··· DATA ENTRIES ···

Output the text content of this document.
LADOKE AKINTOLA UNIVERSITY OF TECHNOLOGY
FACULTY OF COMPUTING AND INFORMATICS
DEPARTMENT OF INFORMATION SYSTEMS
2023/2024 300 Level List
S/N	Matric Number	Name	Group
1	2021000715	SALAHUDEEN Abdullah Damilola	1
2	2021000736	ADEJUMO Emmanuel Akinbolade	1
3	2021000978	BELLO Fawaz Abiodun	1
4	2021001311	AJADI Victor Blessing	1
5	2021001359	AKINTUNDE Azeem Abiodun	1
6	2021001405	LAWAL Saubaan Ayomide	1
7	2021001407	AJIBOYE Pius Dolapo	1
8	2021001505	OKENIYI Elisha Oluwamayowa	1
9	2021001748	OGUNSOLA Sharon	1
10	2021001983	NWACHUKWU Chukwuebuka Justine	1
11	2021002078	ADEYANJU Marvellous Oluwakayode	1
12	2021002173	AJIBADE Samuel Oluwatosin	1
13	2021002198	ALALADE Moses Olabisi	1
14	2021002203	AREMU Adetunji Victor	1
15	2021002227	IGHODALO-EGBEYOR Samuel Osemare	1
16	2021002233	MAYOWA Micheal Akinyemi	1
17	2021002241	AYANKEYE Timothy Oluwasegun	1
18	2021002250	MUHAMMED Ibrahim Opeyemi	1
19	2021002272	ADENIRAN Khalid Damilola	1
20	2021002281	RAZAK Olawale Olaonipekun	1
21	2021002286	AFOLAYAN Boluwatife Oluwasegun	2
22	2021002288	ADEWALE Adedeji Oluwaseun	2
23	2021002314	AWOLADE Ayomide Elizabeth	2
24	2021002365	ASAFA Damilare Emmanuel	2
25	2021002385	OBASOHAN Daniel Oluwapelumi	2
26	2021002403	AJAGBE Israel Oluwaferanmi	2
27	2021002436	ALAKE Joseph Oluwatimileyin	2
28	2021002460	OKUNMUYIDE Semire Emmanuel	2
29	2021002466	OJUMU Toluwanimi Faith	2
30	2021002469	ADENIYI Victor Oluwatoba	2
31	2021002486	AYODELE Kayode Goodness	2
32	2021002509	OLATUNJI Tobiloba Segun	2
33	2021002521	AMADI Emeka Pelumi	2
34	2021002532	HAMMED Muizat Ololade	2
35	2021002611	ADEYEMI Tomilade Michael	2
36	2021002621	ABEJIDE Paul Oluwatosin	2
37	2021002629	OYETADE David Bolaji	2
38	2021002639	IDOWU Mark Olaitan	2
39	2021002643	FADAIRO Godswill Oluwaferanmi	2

···

**REQUIREMENT**
Set down the listing above in full, please, exactly as it appears.

**CORRECT RESPONSE**
Output the text content of this document.
LADOKE AKINTOLA UNIVERSITY OF TECHNOLOGY
FACULTY OF COMPUTING AND INFORMATICS
DEPARTMENT OF INFORMATION SYSTEMS
2023/2024 300 Level List
S/N	Matric Number	Name	Group
1	2021000715	SALAHUDEEN Abdullah Damilola	1
2	2021000736	ADEJUMO Emmanuel Akinbolade	1
3	2021000978	BELLO Fawaz Abiodun	1
4	2021001311	AJADI Victor Blessing	1
5	2021001359	AKINTUNDE Azeem Abiodun	1
6	2021001405	LAWAL Saubaan Ayomide	1
7	2021001407	AJIBOYE Pius Dolapo	1
8	2021001505	OKENIYI Elisha Oluwamayowa	1
9	2021001748	OGUNSOLA Sharon	1
10	2021001983	NWACHUKWU Chukwuebuka Justine	1
11	2021002078	ADEYANJU Marvellous Oluwakayode	1
12	2021002173	AJIBADE Samuel Oluwatosin	1
13	2021002198	ALALADE Moses Olabisi	1
14	2021002203	AREMU Adetunji Victor	1
15	2021002227	IGHODALO-EGBEYOR Samuel Osemare	1
16	2021002233	MAYOWA Micheal Akinyemi	1
17	2021002241	AYANKEYE Timothy Oluwasegun	1
18	2021002250	MUHAMMED Ibrahim Opeyemi	1
19	2021002272	ADENIRAN Khalid Damilola	1
20	2021002281	RAZAK Olawale Olaonipekun	1
21	2021002286	AFOLAYAN Boluwatife Oluwasegun	2
22	2021002288	ADEWALE Adedeji Oluwaseun	2
23	2021002314	AWOLADE Ayomide Elizabeth	2
24	2021002365	ASAFA Damilare Emmanuel	2
25	2021002385	OBASOHAN Daniel Oluwapelumi	2
26	2021002403	AJAGBE Israel Oluwaferanmi	2
27	2021002436	ALAKE Joseph Oluwatimileyin	2
28	2021002460	OKUNMUYIDE Semire Emmanuel	2
29	2021002466	OJUMU Toluwanimi Faith	2
30	2021002469	ADENIYI Victor Oluwatoba	2
31	2021002486	AYODELE Kayode Goodness	2
32	2021002509	OLATUNJI Tobiloba Segun	2
33	2021002521	AMADI Emeka Pelumi	2
34	2021002532	HAMMED Muizat Ololade	2
35	2021002611	ADEYEMI Tomilade Michael	2
36	2021002621	ABEJIDE Paul Oluwatosin	2
37	2021002629	OYETADE David Bolaji	2
38	2021002639	IDOWU Mark Olaitan	2
39	2021002643	FADAIRO Godswill Oluwaferanmi	2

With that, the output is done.